> REQUEST
Only a number is wanted: how many lines in these records contain the word "Warren"?

Stored entries:
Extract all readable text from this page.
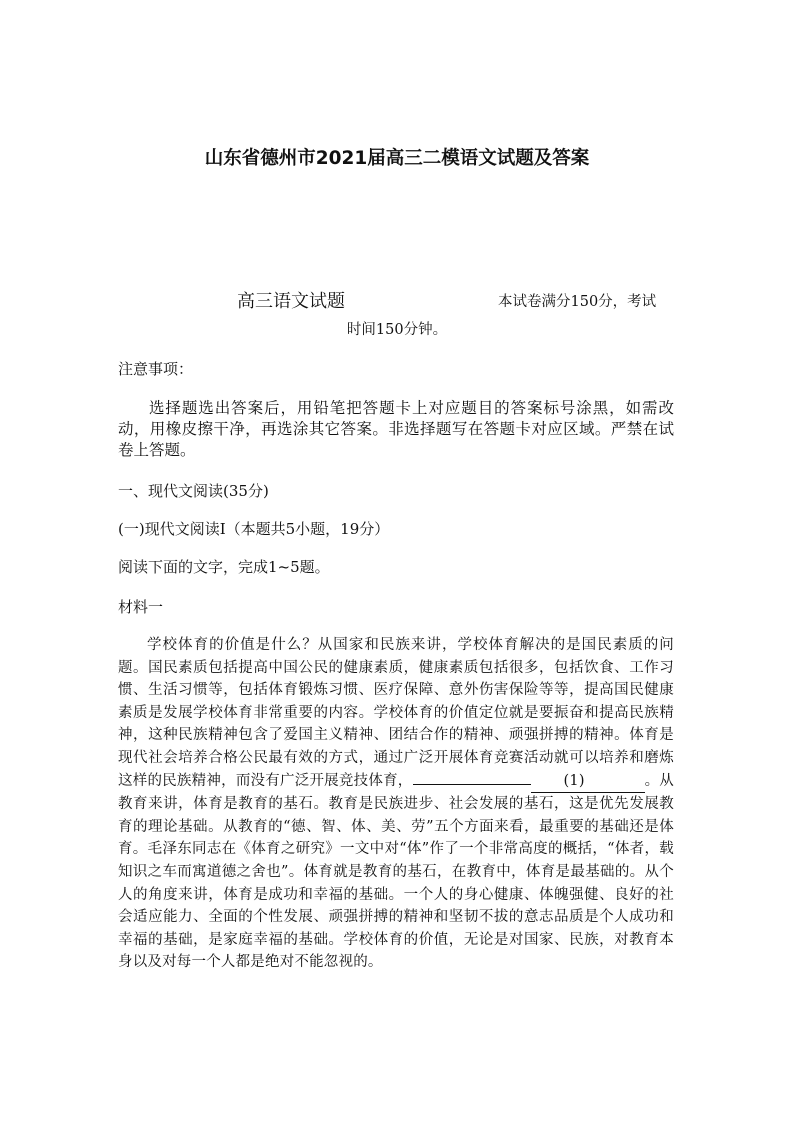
山东省德州市2021届高三二模语文试题及答案
高三语文试题	本试卷满分150分，考试
时间150分钟。
注意事项：
选择题选出答案后，用铅笔把答题卡上对应题目的答案标号涂黑，如需改动，用橡皮擦干净，再选涂其它答案。非选择题写在答题卡对应区域。严禁在试卷上答题。
一、现代文阅读(35分)
(一)现代文阅读Ⅰ（本题共5小题，19分）
阅读下面的文字，完成1~5题。
材料一
学校体育的价值是什么？从国家和民族来讲，学校体育解决的是国民素质的问题。国民素质包括提高中国公民的健康素质，健康素质包括很多，包括饮食、工作习惯、生活习惯等，包括体育锻炼习惯、医疗保障、意外伤害保险等等，提高国民健康素质是发展学校体育非常重要的内容。学校体育的价值定位就是要振奋和提高民族精神，这种民族精神包含了爱国主义精神、团结合作的精神、顽强拼搏的精神。体育是现代社会培养合格公民最有效的方式，通过广泛开展体育竞赛活动就可以培养和磨炼这样的民族精神，而没有广泛开展竞技体育，	(1)	。从教育来讲，体育是教育的基石。教育是民族进步、社会发展的基石，这是优先发展教育的理论基础。从教育的“德、智、体、美、劳”五个方面来看，最重要的基础还是体育。毛泽东同志在《体育之研究》一文中对“体”作了一个非常高度的概括，“体者，载知识之车而寓道德之舍也”。体育就是教育的基石，在教育中，体育是最基础的。从个人的角度来讲，体育是成功和幸福的基础。一个人的身心健康、体魄强健、良好的社会适应能力、全面的个性发展、顽强拼搏的精神和坚韧不拔的意志品质是个人成功和幸福的基础，是家庭幸福的基础。学校体育的价值，无论是对国家、民族，对教育本身以及对每一个人都是绝对不能忽视的。
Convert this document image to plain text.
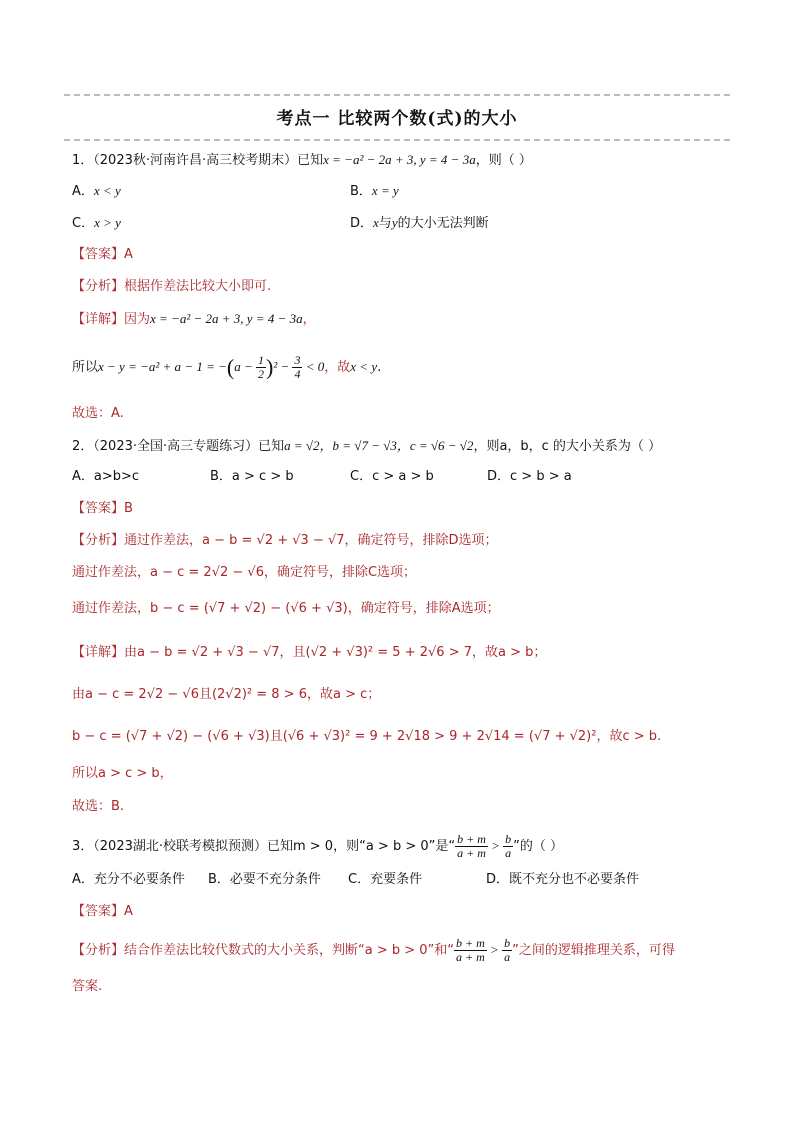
考点一 比较两个数(式)的大小
1．（2023秋·河南许昌·高三校考期末）已知x = −a² − 2a + 3, y = 4 − 3a，则（ ）
A．x < y	B．x = y
C．x > y	D．x与y的大小无法判断
【答案】A
【分析】根据作差法比较大小即可.
【详解】因为x = −a² − 2a + 3, y = 4 − 3a，
所以$x - y = -a^2 + a - 1 = -(a - \frac{1}{2} )^2 - \frac{3}{4} < 0$，故x < y.
故选：A.
2．（2023·全国·高三专题练习）已知a = √2，b = √7 − √3，c = √6 − √2，则a，b，c 的大小关系为（ ）
A．a>b>c	B．a > c > b	C．c > a > b	D．c > b > a
【答案】B
【分析】通过作差法，a − b = √2 + √3 − √7，确定符号，排除D选项；
通过作差法，a − c = 2√2 − √6，确定符号，排除C选项；
通过作差法，b − c = (√7 + √2) − (√6 + √3)，确定符号，排除A选项；
【详解】由a − b = √2 + √3 − √7，且(√2 + √3)² = 5 + 2√6 > 7，故a > b；
由a − c = 2√2 − √6且(2√2)² = 8 > 6，故a > c；
b − c = (√7 + √2) − (√6 + √3)且(√6 + √3)² = 9 + 2√18 > 9 + 2√14 = (√7 + √2)²，故c > b.
所以a > c > b，
故选：B.
3．（2023湖北·校联考模拟预测）已知m > 0，则“a > b > 0”是“ $\frac{b + m}{a + m} > \frac{b}{a}$ ”的（ ）
A．充分不必要条件 B．必要不充分条件 C．充要条件	D．既不充分也不必要条件
【答案】A
【分析】结合作差法比较代数式的大小关系，判断“a > b > 0”和“ $\frac{b + m}{a + m} > \frac{b}{a}$ ”之间的逻辑推理关系，可得
答案.
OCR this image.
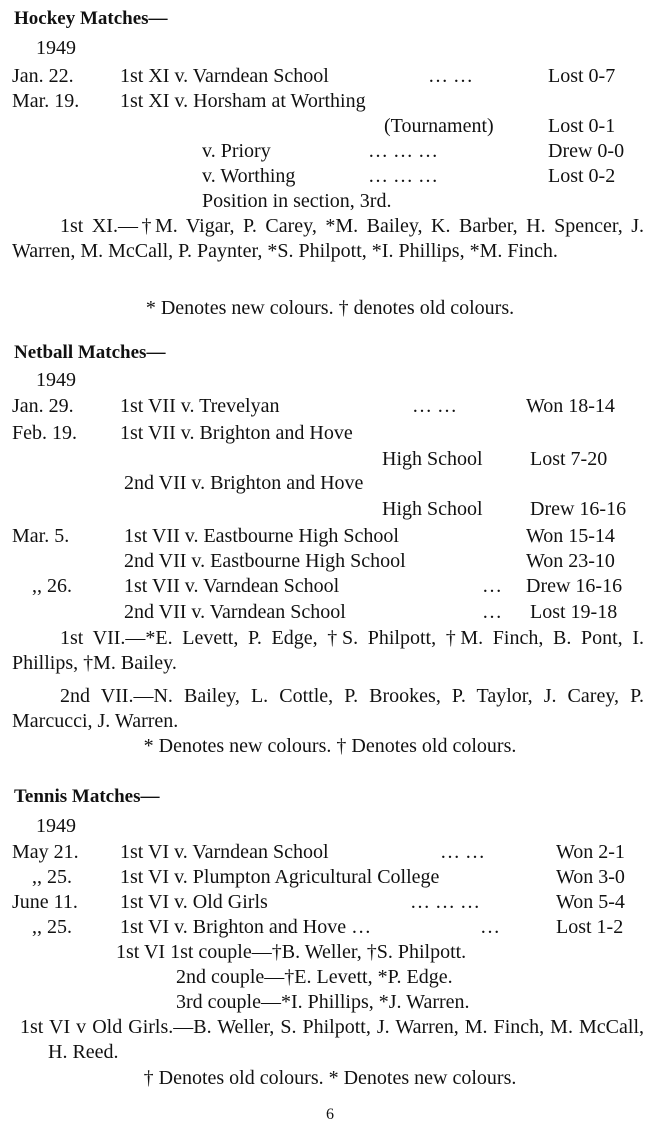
Hockey Matches—
1949
Jan. 22. 1st XI v. Varndean School	… …	Lost 0-7
Mar. 19. 1st XI v. Horsham at Worthing
(Tournament)	Lost 0-1
v. Priory	… … …	Drew 0-0
v. Worthing	… … …	Lost 0-2
Position in section, 3rd.
1st XI.—†M. Vigar, P. Carey, *M. Bailey, K. Barber, H. Spencer, J. Warren, M. McCall, P. Paynter, *S. Philpott, *I. Phillips, *M. Finch.
* Denotes new colours. † denotes old colours.
Netball Matches—
1949
Jan. 29. 1st VII v. Trevelyan	… …	Won 18-14
Feb. 19. 1st VII v. Brighton and Hove
High School Lost 7-20
2nd VII v. Brighton and Hove
High School Drew 16-16
Mar. 5.	1st VII v. Eastbourne High School	Won 15-14
2nd VII v. Eastbourne High School	Won 23-10
,, 26.	1st VII v. Varndean School	… Drew 16-16
2nd VII v. Varndean School	… Lost 19-18
1st VII.—*E. Levett, P. Edge, †S. Philpott, †M. Finch, B. Pont, I. Phillips, †M. Bailey.
2nd VII.—N. Bailey, L. Cottle, P. Brookes, P. Taylor, J. Carey, P. Marcucci, J. Warren.
* Denotes new colours. † Denotes old colours.
Tennis Matches—
1949
May 21. 1st VI v. Varndean School	… …	Won 2-1
,, 25. 1st VI v. Plumpton Agricultural College	Won 3-0
June 11. 1st VI v. Old Girls	… … …	Won 5-4
,, 25. 1st VI v. Brighton and Hove …	…	Lost 1-2
1st VI 1st couple—†B. Weller, †S. Philpott.
2nd couple—†E. Levett, *P. Edge.
3rd couple—*I. Phillips, *J. Warren.
1st VI v Old Girls.—B. Weller, S. Philpott, J. Warren, M. Finch, M. McCall, H. Reed.
† Denotes old colours. * Denotes new colours.
6
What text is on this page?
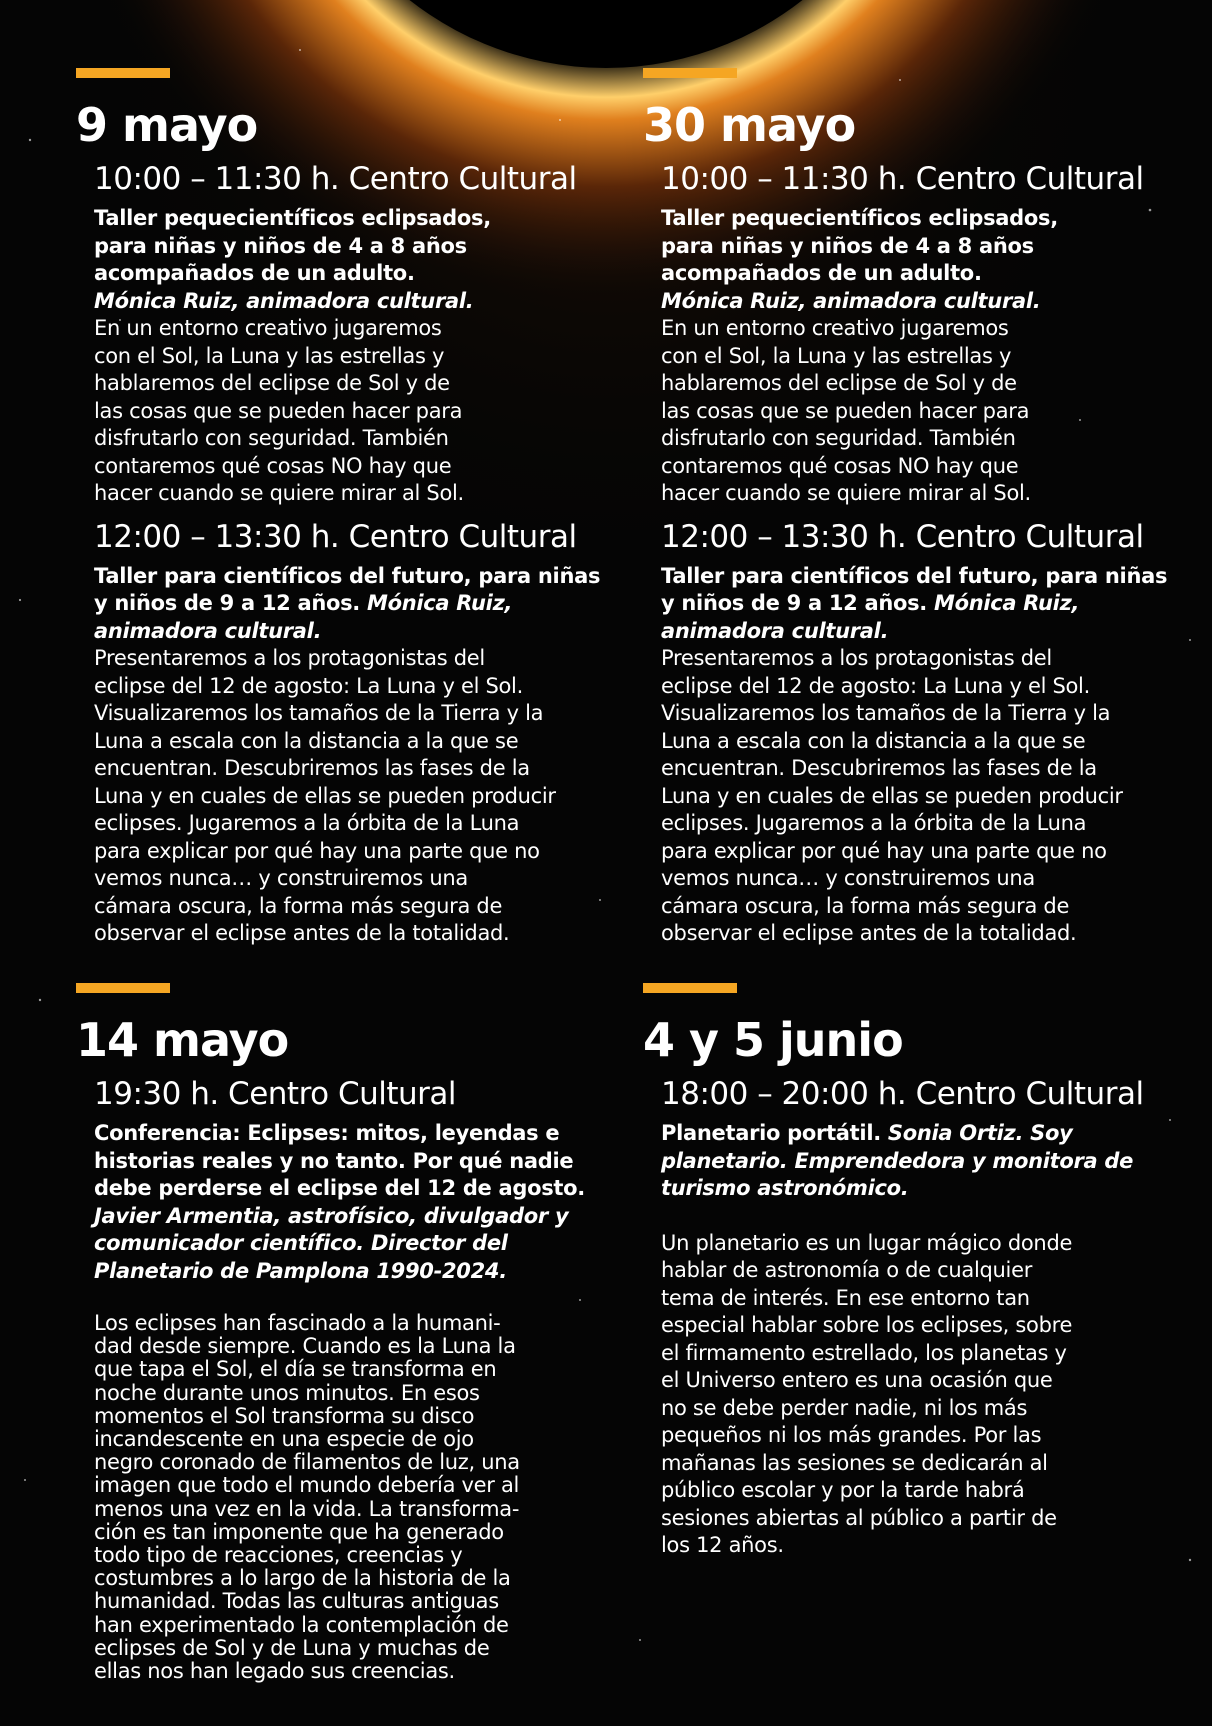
9 mayo
10:00 – 11:30 h. Centro Cultural

Taller pequecientíficos eclipsados,
para niñas y niños de 4 a 8 años
acompañados de un adulto.
Mónica Ruiz, animadora cultural.
En un entorno creativo jugaremos
con el Sol, la Luna y las estrellas y
hablaremos del eclipse de Sol y de
las cosas que se pueden hacer para
disfrutarlo con seguridad. También
contaremos qué cosas NO hay que
hacer cuando se quiere mirar al Sol.

12:00 – 13:30 h. Centro Cultural

Taller para científicos del futuro, para niñas
y niños de 9 a 12 años. Mónica Ruiz,
animadora cultural.
Presentaremos a los protagonistas del
eclipse del 12 de agosto: La Luna y el Sol.
Visualizaremos los tamaños de la Tierra y la
Luna a escala con la distancia a la que se
encuentran. Descubriremos las fases de la
Luna y en cuales de ellas se pueden producir
eclipses. Jugaremos a la órbita de la Luna
para explicar por qué hay una parte que no
vemos nunca… y construiremos una
cámara oscura, la forma más segura de
observar el eclipse antes de la totalidad.

30 mayo
10:00 – 11:30 h. Centro Cultural

Taller pequecientíficos eclipsados,
para niñas y niños de 4 a 8 años
acompañados de un adulto.
Mónica Ruiz, animadora cultural.
En un entorno creativo jugaremos
con el Sol, la Luna y las estrellas y
hablaremos del eclipse de Sol y de
las cosas que se pueden hacer para
disfrutarlo con seguridad. También
contaremos qué cosas NO hay que
hacer cuando se quiere mirar al Sol.

12:00 – 13:30 h. Centro Cultural

Taller para científicos del futuro, para niñas
y niños de 9 a 12 años. Mónica Ruiz,
animadora cultural.
Presentaremos a los protagonistas del
eclipse del 12 de agosto: La Luna y el Sol.
Visualizaremos los tamaños de la Tierra y la
Luna a escala con la distancia a la que se
encuentran. Descubriremos las fases de la
Luna y en cuales de ellas se pueden producir
eclipses. Jugaremos a la órbita de la Luna
para explicar por qué hay una parte que no
vemos nunca… y construiremos una
cámara oscura, la forma más segura de
observar el eclipse antes de la totalidad.

14 mayo
19:30 h. Centro Cultural

Conferencia: Eclipses: mitos, leyendas e
historias reales y no tanto. Por qué nadie
debe perderse el eclipse del 12 de agosto.
Javier Armentia, astrofísico, divulgador y
comunicador científico. Director del
Planetario de Pamplona 1990-2024.

Los eclipses han fascinado a la humani-
dad desde siempre. Cuando es la Luna la
que tapa el Sol, el día se transforma en
noche durante unos minutos. En esos
momentos el Sol transforma su disco
incandescente en una especie de ojo
negro coronado de filamentos de luz, una
imagen que todo el mundo debería ver al
menos una vez en la vida. La transforma-
ción es tan imponente que ha generado
todo tipo de reacciones, creencias y
costumbres a lo largo de la historia de la
humanidad. Todas las culturas antiguas
han experimentado la contemplación de
eclipses de Sol y de Luna y muchas de
ellas nos han legado sus creencias.

4 y 5 junio
18:00 – 20:00 h. Centro Cultural

Planetario portátil. Sonia Ortiz. Soy
planetario. Emprendedora y monitora de
turismo astronómico.

Un planetario es un lugar mágico donde
hablar de astronomía o de cualquier
tema de interés. En ese entorno tan
especial hablar sobre los eclipses, sobre
el firmamento estrellado, los planetas y
el Universo entero es una ocasión que
no se debe perder nadie, ni los más
pequeños ni los más grandes. Por las
mañanas las sesiones se dedicarán al
público escolar y por la tarde habrá
sesiones abiertas al público a partir de
los 12 años.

> IN RESPONSE
4